>> begin GIVEN INFORMATION

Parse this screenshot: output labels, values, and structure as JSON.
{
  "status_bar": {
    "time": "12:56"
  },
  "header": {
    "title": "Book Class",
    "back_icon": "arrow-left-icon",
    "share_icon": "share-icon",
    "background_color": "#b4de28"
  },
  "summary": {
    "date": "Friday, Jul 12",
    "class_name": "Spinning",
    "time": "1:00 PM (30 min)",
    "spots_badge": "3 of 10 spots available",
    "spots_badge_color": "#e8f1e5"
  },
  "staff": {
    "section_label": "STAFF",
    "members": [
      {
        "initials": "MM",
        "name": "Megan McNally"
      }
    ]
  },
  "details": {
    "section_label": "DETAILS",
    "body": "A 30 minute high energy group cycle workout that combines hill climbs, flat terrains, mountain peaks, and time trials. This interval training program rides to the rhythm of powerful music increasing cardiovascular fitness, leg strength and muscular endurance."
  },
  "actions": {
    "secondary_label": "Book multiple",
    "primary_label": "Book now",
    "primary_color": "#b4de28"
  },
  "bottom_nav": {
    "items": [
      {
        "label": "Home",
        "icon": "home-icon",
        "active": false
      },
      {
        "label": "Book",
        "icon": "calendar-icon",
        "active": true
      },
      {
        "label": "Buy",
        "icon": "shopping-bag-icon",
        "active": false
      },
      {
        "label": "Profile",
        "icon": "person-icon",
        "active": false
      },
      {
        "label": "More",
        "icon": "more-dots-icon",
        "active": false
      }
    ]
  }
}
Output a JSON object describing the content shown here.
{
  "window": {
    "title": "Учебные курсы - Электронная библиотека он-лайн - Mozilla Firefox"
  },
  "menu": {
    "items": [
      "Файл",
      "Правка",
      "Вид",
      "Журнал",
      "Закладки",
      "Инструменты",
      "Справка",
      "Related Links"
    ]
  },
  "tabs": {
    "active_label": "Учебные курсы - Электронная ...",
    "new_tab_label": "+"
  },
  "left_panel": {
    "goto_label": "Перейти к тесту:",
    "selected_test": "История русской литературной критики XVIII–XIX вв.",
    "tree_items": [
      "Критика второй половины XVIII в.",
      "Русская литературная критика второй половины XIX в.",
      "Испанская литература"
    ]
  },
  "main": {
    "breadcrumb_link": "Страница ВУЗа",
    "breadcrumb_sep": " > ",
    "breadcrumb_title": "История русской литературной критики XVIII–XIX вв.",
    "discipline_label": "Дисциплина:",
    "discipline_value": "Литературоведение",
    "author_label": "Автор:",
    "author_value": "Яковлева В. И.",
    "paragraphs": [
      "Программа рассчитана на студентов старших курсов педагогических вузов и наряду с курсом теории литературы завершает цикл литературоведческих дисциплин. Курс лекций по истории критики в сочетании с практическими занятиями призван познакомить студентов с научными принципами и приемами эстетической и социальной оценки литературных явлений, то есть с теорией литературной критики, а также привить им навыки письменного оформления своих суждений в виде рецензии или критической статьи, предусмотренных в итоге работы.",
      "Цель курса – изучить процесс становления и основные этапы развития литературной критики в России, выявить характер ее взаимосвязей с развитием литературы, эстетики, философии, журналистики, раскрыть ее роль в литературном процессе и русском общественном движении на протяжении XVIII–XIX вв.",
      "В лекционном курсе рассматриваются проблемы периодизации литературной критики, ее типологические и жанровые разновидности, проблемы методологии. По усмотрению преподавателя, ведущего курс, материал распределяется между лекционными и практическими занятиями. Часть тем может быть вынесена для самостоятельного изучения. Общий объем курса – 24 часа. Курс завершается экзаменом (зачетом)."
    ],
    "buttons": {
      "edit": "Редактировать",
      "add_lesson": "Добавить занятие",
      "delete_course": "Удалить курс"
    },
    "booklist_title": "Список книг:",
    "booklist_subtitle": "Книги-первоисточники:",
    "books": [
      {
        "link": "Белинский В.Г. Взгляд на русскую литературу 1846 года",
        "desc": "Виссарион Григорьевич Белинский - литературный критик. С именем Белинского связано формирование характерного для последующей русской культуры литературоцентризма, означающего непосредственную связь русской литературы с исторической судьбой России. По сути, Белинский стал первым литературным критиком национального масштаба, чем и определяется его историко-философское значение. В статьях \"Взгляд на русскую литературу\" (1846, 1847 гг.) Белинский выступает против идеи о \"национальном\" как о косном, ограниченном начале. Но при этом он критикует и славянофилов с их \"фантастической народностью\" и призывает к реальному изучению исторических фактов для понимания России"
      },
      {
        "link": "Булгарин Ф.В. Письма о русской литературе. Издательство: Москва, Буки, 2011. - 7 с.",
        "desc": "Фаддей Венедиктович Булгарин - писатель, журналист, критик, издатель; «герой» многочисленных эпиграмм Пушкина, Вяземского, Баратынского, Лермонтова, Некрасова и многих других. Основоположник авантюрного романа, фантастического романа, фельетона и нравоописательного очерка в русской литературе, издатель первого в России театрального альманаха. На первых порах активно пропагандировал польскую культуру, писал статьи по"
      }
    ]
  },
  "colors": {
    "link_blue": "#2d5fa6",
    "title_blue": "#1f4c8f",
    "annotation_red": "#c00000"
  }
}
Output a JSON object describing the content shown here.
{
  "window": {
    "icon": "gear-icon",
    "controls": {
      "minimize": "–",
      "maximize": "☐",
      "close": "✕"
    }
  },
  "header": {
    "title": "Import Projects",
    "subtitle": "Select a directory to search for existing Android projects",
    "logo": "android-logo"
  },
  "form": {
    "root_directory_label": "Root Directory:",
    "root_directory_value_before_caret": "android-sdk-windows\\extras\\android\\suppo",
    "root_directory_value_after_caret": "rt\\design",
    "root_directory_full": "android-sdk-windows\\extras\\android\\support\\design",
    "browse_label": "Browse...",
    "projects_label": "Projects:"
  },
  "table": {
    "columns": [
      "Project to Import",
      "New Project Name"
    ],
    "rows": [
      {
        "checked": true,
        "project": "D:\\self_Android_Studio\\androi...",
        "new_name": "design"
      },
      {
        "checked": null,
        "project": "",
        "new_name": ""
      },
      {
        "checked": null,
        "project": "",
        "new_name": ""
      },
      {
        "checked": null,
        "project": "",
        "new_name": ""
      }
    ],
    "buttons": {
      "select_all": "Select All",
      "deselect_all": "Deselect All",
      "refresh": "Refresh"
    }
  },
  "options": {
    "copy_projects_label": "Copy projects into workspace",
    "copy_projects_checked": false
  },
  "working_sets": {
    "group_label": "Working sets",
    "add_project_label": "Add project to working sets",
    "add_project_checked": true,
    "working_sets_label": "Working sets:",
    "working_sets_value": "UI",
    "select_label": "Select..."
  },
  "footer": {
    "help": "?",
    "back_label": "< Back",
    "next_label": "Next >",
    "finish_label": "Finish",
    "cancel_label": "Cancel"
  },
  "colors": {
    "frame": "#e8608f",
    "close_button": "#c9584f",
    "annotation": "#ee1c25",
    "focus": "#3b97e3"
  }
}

>> end GIVEN INFORMATION

*WHAT THE TASK REQUIRES*
Return all of the data word for word.

*OUTPUT BELOW*
Parse this screenshot: output labels, values, and structure as JSON.
{
  "status_bar": {
    "time": "12:56"
  },
  "header": {
    "title": "Book Class",
    "back_icon": "arrow-left-icon",
    "share_icon": "share-icon",
    "background_color": "#b4de28"
  },
  "summary": {
    "date": "Friday, Jul 12",
    "class_name": "Spinning",
    "time": "1:00 PM (30 min)",
    "spots_badge": "3 of 10 spots available",
    "spots_badge_color": "#e8f1e5"
  },
  "staff": {
    "section_label": "STAFF",
    "members": [
      {
        "initials": "MM",
        "name": "Megan McNally"
      }
    ]
  },
  "details": {
    "section_label": "DETAILS",
    "body": "A 30 minute high energy group cycle workout that combines hill climbs, flat terrains, mountain peaks, and time trials. This interval training program rides to the rhythm of powerful music increasing cardiovascular fitness, leg strength and muscular endurance."
  },
  "actions": {
    "secondary_label": "Book multiple",
    "primary_label": "Book now",
    "primary_color": "#b4de28"
  },
  "bottom_nav": {
    "items": [
      {
        "label": "Home",
        "icon": "home-icon",
        "active": false
      },
      {
        "label": "Book",
        "icon": "calendar-icon",
        "active": true
      },
      {
        "label": "Buy",
        "icon": "shopping-bag-icon",
        "active": false
      },
      {
        "label": "Profile",
        "icon": "person-icon",
        "active": false
      },
      {
        "label": "More",
        "icon": "more-dots-icon",
        "active": false
      }
    ]
  }
}
Output a JSON object describing the content shown here.
{
  "window": {
    "title": "Учебные курсы - Электронная библиотека он-лайн - Mozilla Firefox"
  },
  "menu": {
    "items": [
      "Файл",
      "Правка",
      "Вид",
      "Журнал",
      "Закладки",
      "Инструменты",
      "Справка",
      "Related Links"
    ]
  },
  "tabs": {
    "active_label": "Учебные курсы - Электронная ...",
    "new_tab_label": "+"
  },
  "left_panel": {
    "goto_label": "Перейти к тесту:",
    "selected_test": "История русской литературной критики XVIII–XIX вв.",
    "tree_items": [
      "Критика второй половины XVIII в.",
      "Русская литературная критика второй половины XIX в.",
      "Испанская литература"
    ]
  },
  "main": {
    "breadcrumb_link": "Страница ВУЗа",
    "breadcrumb_sep": " > ",
    "breadcrumb_title": "История русской литературной критики XVIII–XIX вв.",
    "discipline_label": "Дисциплина:",
    "discipline_value": "Литературоведение",
    "author_label": "Автор:",
    "author_value": "Яковлева В. И.",
    "paragraphs": [
      "Программа рассчитана на студентов старших курсов педагогических вузов и наряду с курсом теории литературы завершает цикл литературоведческих дисциплин. Курс лекций по истории критики в сочетании с практическими занятиями призван познакомить студентов с научными принципами и приемами эстетической и социальной оценки литературных явлений, то есть с теорией литературной критики, а также привить им навыки письменного оформления своих суждений в виде рецензии или критической статьи, предусмотренных в итоге работы.",
      "Цель курса – изучить процесс становления и основные этапы развития литературной критики в России, выявить характер ее взаимосвязей с развитием литературы, эстетики, философии, журналистики, раскрыть ее роль в литературном процессе и русском общественном движении на протяжении XVIII–XIX вв.",
      "В лекционном курсе рассматриваются проблемы периодизации литературной критики, ее типологические и жанровые разновидности, проблемы методологии. По усмотрению преподавателя, ведущего курс, материал распределяется между лекционными и практическими занятиями. Часть тем может быть вынесена для самостоятельного изучения. Общий объем курса – 24 часа. Курс завершается экзаменом (зачетом)."
    ],
    "buttons": {
      "edit": "Редактировать",
      "add_lesson": "Добавить занятие",
      "delete_course": "Удалить курс"
    },
    "booklist_title": "Список книг:",
    "booklist_subtitle": "Книги-первоисточники:",
    "books": [
      {
        "link": "Белинский В.Г. Взгляд на русскую литературу 1846 года",
        "desc": "Виссарион Григорьевич Белинский - литературный критик. С именем Белинского связано формирование характерного для последующей русской культуры литературоцентризма, означающего непосредственную связь русской литературы с исторической судьбой России. По сути, Белинский стал первым литературным критиком национального масштаба, чем и определяется его историко-философское значение. В статьях \"Взгляд на русскую литературу\" (1846, 1847 гг.) Белинский выступает против идеи о \"национальном\" как о косном, ограниченном начале. Но при этом он критикует и славянофилов с их \"фантастической народностью\" и призывает к реальному изучению исторических фактов для понимания России"
      },
      {
        "link": "Булгарин Ф.В. Письма о русской литературе. Издательство: Москва, Буки, 2011. - 7 с.",
        "desc": "Фаддей Венедиктович Булгарин - писатель, журналист, критик, издатель; «герой» многочисленных эпиграмм Пушкина, Вяземского, Баратынского, Лермонтова, Некрасова и многих других. Основоположник авантюрного романа, фантастического романа, фельетона и нравоописательного очерка в русской литературе, издатель первого в России театрального альманаха. На первых порах активно пропагандировал польскую культуру, писал статьи по"
      }
    ]
  },
  "colors": {
    "link_blue": "#2d5fa6",
    "title_blue": "#1f4c8f",
    "annotation_red": "#c00000"
  }
}
Output a JSON object describing the content shown here.
{
  "window": {
    "icon": "gear-icon",
    "controls": {
      "minimize": "–",
      "maximize": "☐",
      "close": "✕"
    }
  },
  "header": {
    "title": "Import Projects",
    "subtitle": "Select a directory to search for existing Android projects",
    "logo": "android-logo"
  },
  "form": {
    "root_directory_label": "Root Directory:",
    "root_directory_value_before_caret": "android-sdk-windows\\extras\\android\\suppo",
    "root_directory_value_after_caret": "rt\\design",
    "root_directory_full": "android-sdk-windows\\extras\\android\\support\\design",
    "browse_label": "Browse...",
    "projects_label": "Projects:"
  },
  "table": {
    "columns": [
      "Project to Import",
      "New Project Name"
    ],
    "rows": [
      {
        "checked": true,
        "project": "D:\\self_Android_Studio\\androi...",
        "new_name": "design"
      },
      {
        "checked": null,
        "project": "",
        "new_name": ""
      },
      {
        "checked": null,
        "project": "",
        "new_name": ""
      },
      {
        "checked": null,
        "project": "",
        "new_name": ""
      }
    ],
    "buttons": {
      "select_all": "Select All",
      "deselect_all": "Deselect All",
      "refresh": "Refresh"
    }
  },
  "options": {
    "copy_projects_label": "Copy projects into workspace",
    "copy_projects_checked": false
  },
  "working_sets": {
    "group_label": "Working sets",
    "add_project_label": "Add project to working sets",
    "add_project_checked": true,
    "working_sets_label": "Working sets:",
    "working_sets_value": "UI",
    "select_label": "Select..."
  },
  "footer": {
    "help": "?",
    "back_label": "< Back",
    "next_label": "Next >",
    "finish_label": "Finish",
    "cancel_label": "Cancel"
  },
  "colors": {
    "frame": "#e8608f",
    "close_button": "#c9584f",
    "annotation": "#ee1c25",
    "focus": "#3b97e3"
  }
}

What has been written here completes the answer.